_Exercise instructions_
Transcribe the records below exactly as they appear.

_Exercise material_
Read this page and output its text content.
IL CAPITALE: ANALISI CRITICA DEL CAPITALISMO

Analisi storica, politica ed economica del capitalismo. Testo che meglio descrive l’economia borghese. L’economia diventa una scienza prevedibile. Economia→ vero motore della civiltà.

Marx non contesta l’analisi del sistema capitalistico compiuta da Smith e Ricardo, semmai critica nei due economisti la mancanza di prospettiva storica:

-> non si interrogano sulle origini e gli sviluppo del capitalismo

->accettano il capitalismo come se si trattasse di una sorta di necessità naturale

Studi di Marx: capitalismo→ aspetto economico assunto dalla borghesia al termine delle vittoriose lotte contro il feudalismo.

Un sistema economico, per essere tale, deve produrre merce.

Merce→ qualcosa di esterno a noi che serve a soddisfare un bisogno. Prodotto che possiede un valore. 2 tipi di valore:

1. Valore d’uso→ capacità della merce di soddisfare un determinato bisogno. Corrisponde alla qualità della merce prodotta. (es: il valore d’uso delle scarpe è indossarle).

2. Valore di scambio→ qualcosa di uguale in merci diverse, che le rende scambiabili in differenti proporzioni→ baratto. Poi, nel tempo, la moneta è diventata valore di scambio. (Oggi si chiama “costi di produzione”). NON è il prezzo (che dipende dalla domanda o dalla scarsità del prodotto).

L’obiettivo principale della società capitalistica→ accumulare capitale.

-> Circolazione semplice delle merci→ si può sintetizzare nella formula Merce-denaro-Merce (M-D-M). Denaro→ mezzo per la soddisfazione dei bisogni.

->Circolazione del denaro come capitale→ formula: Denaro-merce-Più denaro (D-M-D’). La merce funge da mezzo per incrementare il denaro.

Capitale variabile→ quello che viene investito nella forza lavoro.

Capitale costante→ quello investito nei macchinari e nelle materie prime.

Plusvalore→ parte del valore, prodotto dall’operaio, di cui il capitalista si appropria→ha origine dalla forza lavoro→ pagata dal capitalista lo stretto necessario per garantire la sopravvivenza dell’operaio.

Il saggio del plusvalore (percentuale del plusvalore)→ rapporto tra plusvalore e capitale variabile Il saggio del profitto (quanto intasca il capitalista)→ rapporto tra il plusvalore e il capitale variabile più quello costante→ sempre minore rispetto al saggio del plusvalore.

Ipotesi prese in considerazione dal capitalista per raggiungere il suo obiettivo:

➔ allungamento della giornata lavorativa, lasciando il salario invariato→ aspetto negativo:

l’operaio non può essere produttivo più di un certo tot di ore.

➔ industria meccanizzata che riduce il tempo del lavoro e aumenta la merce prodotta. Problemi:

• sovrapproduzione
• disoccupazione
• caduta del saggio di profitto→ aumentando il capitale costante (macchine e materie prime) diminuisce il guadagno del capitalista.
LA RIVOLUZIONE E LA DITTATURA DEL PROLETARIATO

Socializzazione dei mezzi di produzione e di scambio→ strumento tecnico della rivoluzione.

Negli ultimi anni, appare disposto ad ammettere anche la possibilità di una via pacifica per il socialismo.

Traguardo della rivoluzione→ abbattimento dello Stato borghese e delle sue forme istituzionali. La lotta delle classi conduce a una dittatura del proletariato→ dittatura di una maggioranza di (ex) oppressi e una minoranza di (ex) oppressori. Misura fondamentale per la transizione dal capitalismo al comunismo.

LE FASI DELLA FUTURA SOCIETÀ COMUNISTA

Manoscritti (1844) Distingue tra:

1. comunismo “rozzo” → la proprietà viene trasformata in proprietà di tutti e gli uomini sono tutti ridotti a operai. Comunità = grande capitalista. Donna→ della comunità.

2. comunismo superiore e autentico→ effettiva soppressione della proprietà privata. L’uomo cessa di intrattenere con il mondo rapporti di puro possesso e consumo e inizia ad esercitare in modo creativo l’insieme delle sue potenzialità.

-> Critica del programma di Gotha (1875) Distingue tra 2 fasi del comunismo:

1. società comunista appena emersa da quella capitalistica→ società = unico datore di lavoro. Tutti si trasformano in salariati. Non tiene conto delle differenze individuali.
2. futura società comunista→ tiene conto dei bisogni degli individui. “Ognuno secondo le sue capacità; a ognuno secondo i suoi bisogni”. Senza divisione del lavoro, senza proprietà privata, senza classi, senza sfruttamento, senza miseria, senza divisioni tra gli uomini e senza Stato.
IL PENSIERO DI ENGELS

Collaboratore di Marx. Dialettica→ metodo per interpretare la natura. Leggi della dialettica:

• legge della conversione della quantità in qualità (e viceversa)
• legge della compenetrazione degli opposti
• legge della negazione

_The response_
Read this page and output its text content.
IL CAPITALE: ANALISI CRITICA DEL CAPITALISMO

Analisi storica, politica ed economica del capitalismo. Testo che meglio descrive l’economia borghese. L’economia diventa una scienza prevedibile. Economia→ vero motore della civiltà.

Marx non contesta l’analisi del sistema capitalistico compiuta da Smith e Ricardo, semmai critica nei due economisti la mancanza di prospettiva storica:

-> non si interrogano sulle origini e gli sviluppo del capitalismo

->accettano il capitalismo come se si trattasse di una sorta di necessità naturale

Studi di Marx: capitalismo→ aspetto economico assunto dalla borghesia al termine delle vittoriose lotte contro il feudalismo.

Un sistema economico, per essere tale, deve produrre merce.

Merce→ qualcosa di esterno a noi che serve a soddisfare un bisogno. Prodotto che possiede un valore. 2 tipi di valore:

1. Valore d’uso→ capacità della merce di soddisfare un determinato bisogno. Corrisponde alla qualità della merce prodotta. (es: il valore d’uso delle scarpe è indossarle).

2. Valore di scambio→ qualcosa di uguale in merci diverse, che le rende scambiabili in differenti proporzioni→ baratto. Poi, nel tempo, la moneta è diventata valore di scambio. (Oggi si chiama “costi di produzione”). NON è il prezzo (che dipende dalla domanda o dalla scarsità del prodotto).

L’obiettivo principale della società capitalistica→ accumulare capitale.

-> Circolazione semplice delle merci→ si può sintetizzare nella formula Merce-denaro-Merce (M-D-M). Denaro→ mezzo per la soddisfazione dei bisogni.

->Circolazione del denaro come capitale→ formula: Denaro-merce-Più denaro (D-M-D’). La merce funge da mezzo per incrementare il denaro.

Capitale variabile→ quello che viene investito nella forza lavoro.

Capitale costante→ quello investito nei macchinari e nelle materie prime.

Plusvalore→ parte del valore, prodotto dall’operaio, di cui il capitalista si appropria→ha origine dalla forza lavoro→ pagata dal capitalista lo stretto necessario per garantire la sopravvivenza dell’operaio.

Il saggio del plusvalore (percentuale del plusvalore)→ rapporto tra plusvalore e capitale variabile Il saggio del profitto (quanto intasca il capitalista)→ rapporto tra il plusvalore e il capitale variabile più quello costante→ sempre minore rispetto al saggio del plusvalore.

Ipotesi prese in considerazione dal capitalista per raggiungere il suo obiettivo:

➔ allungamento della giornata lavorativa, lasciando il salario invariato→ aspetto negativo:

l’operaio non può essere produttivo più di un certo tot di ore.

➔ industria meccanizzata che riduce il tempo del lavoro e aumenta la merce prodotta. Problemi:

• sovrapproduzione
• disoccupazione
• caduta del saggio di profitto→ aumentando il capitale costante (macchine e materie prime) diminuisce il guadagno del capitalista.
LA RIVOLUZIONE E LA DITTATURA DEL PROLETARIATO

Socializzazione dei mezzi di produzione e di scambio→ strumento tecnico della rivoluzione.

Negli ultimi anni, appare disposto ad ammettere anche la possibilità di una via pacifica per il socialismo.

Traguardo della rivoluzione→ abbattimento dello Stato borghese e delle sue forme istituzionali. La lotta delle classi conduce a una dittatura del proletariato→ dittatura di una maggioranza di (ex) oppressi e una minoranza di (ex) oppressori. Misura fondamentale per la transizione dal capitalismo al comunismo.

LE FASI DELLA FUTURA SOCIETÀ COMUNISTA

Manoscritti (1844) Distingue tra:

1. comunismo “rozzo” → la proprietà viene trasformata in proprietà di tutti e gli uomini sono tutti ridotti a operai. Comunità = grande capitalista. Donna→ della comunità.

2. comunismo superiore e autentico→ effettiva soppressione della proprietà privata. L’uomo cessa di intrattenere con il mondo rapporti di puro possesso e consumo e inizia ad esercitare in modo creativo l’insieme delle sue potenzialità.

-> Critica del programma di Gotha (1875) Distingue tra 2 fasi del comunismo:

1. società comunista appena emersa da quella capitalistica→ società = unico datore di lavoro. Tutti si trasformano in salariati. Non tiene conto delle differenze individuali.
2. futura società comunista→ tiene conto dei bisogni degli individui. “Ognuno secondo le sue capacità; a ognuno secondo i suoi bisogni”. Senza divisione del lavoro, senza proprietà privata, senza classi, senza sfruttamento, senza miseria, senza divisioni tra gli uomini e senza Stato.
IL PENSIERO DI ENGELS

Collaboratore di Marx. Dialettica→ metodo per interpretare la natura. Leggi della dialettica:

• legge della conversione della quantità in qualità (e viceversa)
• legge della compenetrazione degli opposti
• legge della negazione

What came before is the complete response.